Can you restate the records below word for word?
···
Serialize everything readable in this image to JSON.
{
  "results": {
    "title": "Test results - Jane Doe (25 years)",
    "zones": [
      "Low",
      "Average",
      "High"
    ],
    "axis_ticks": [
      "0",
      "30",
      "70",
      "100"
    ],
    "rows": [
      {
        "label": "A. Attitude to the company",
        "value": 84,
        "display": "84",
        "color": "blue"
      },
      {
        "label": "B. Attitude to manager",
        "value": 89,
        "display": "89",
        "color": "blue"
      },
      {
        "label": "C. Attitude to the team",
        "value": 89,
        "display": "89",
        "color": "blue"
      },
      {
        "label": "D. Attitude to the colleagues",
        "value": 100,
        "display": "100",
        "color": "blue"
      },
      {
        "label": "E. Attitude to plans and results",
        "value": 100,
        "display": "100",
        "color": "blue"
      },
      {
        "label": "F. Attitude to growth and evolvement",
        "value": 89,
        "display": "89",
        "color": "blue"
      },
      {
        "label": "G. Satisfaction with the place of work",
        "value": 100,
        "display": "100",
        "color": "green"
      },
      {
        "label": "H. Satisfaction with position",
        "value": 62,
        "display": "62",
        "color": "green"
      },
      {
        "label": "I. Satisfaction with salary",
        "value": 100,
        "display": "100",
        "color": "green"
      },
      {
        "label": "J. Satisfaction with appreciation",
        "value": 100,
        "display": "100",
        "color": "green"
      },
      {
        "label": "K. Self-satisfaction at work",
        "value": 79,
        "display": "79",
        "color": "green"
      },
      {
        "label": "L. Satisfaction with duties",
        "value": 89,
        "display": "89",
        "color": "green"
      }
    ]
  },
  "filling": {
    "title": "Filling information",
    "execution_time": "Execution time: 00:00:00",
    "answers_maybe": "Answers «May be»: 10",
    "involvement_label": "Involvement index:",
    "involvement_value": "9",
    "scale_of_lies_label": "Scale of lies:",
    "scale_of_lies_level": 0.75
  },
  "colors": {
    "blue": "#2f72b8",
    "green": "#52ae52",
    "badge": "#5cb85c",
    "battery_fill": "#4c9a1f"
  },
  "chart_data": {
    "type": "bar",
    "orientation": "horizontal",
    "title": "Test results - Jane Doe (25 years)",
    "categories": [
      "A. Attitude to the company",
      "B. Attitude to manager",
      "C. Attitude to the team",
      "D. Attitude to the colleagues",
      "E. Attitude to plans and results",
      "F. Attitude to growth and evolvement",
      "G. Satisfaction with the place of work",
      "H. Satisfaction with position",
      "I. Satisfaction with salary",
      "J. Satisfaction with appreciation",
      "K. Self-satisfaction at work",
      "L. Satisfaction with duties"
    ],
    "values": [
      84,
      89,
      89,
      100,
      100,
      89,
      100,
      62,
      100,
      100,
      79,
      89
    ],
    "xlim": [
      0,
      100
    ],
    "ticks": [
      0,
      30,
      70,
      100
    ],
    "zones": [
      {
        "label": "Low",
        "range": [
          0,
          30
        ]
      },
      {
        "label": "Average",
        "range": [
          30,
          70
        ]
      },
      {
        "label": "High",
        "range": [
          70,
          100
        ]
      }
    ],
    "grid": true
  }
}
···
Complete answer:
Serialize everything readable in this image to JSON.
{
  "results": {
    "title": "Test results - Jane Doe (25 years)",
    "zones": [
      "Low",
      "Average",
      "High"
    ],
    "axis_ticks": [
      "0",
      "30",
      "70",
      "100"
    ],
    "rows": [
      {
        "label": "A. Attitude to the company",
        "value": 84,
        "display": "84",
        "color": "blue"
      },
      {
        "label": "B. Attitude to manager",
        "value": 89,
        "display": "89",
        "color": "blue"
      },
      {
        "label": "C. Attitude to the team",
        "value": 89,
        "display": "89",
        "color": "blue"
      },
      {
        "label": "D. Attitude to the colleagues",
        "value": 100,
        "display": "100",
        "color": "blue"
      },
      {
        "label": "E. Attitude to plans and results",
        "value": 100,
        "display": "100",
        "color": "blue"
      },
      {
        "label": "F. Attitude to growth and evolvement",
        "value": 89,
        "display": "89",
        "color": "blue"
      },
      {
        "label": "G. Satisfaction with the place of work",
        "value": 100,
        "display": "100",
        "color": "green"
      },
      {
        "label": "H. Satisfaction with position",
        "value": 62,
        "display": "62",
        "color": "green"
      },
      {
        "label": "I. Satisfaction with salary",
        "value": 100,
        "display": "100",
        "color": "green"
      },
      {
        "label": "J. Satisfaction with appreciation",
        "value": 100,
        "display": "100",
        "color": "green"
      },
      {
        "label": "K. Self-satisfaction at work",
        "value": 79,
        "display": "79",
        "color": "green"
      },
      {
        "label": "L. Satisfaction with duties",
        "value": 89,
        "display": "89",
        "color": "green"
      }
    ]
  },
  "filling": {
    "title": "Filling information",
    "execution_time": "Execution time: 00:00:00",
    "answers_maybe": "Answers «May be»: 10",
    "involvement_label": "Involvement index:",
    "involvement_value": "9",
    "scale_of_lies_label": "Scale of lies:",
    "scale_of_lies_level": 0.75
  },
  "colors": {
    "blue": "#2f72b8",
    "green": "#52ae52",
    "badge": "#5cb85c",
    "battery_fill": "#4c9a1f"
  },
  "chart_data": {
    "type": "bar",
    "orientation": "horizontal",
    "title": "Test results - Jane Doe (25 years)",
    "categories": [
      "A. Attitude to the company",
      "B. Attitude to manager",
      "C. Attitude to the team",
      "D. Attitude to the colleagues",
      "E. Attitude to plans and results",
      "F. Attitude to growth and evolvement",
      "G. Satisfaction with the place of work",
      "H. Satisfaction with position",
      "I. Satisfaction with salary",
      "J. Satisfaction with appreciation",
      "K. Self-satisfaction at work",
      "L. Satisfaction with duties"
    ],
    "values": [
      84,
      89,
      89,
      100,
      100,
      89,
      100,
      62,
      100,
      100,
      79,
      89
    ],
    "xlim": [
      0,
      100
    ],
    "ticks": [
      0,
      30,
      70,
      100
    ],
    "zones": [
      {
        "label": "Low",
        "range": [
          0,
          30
        ]
      },
      {
        "label": "Average",
        "range": [
          30,
          70
        ]
      },
      {
        "label": "High",
        "range": [
          70,
          100
        ]
      }
    ],
    "grid": true
  }
}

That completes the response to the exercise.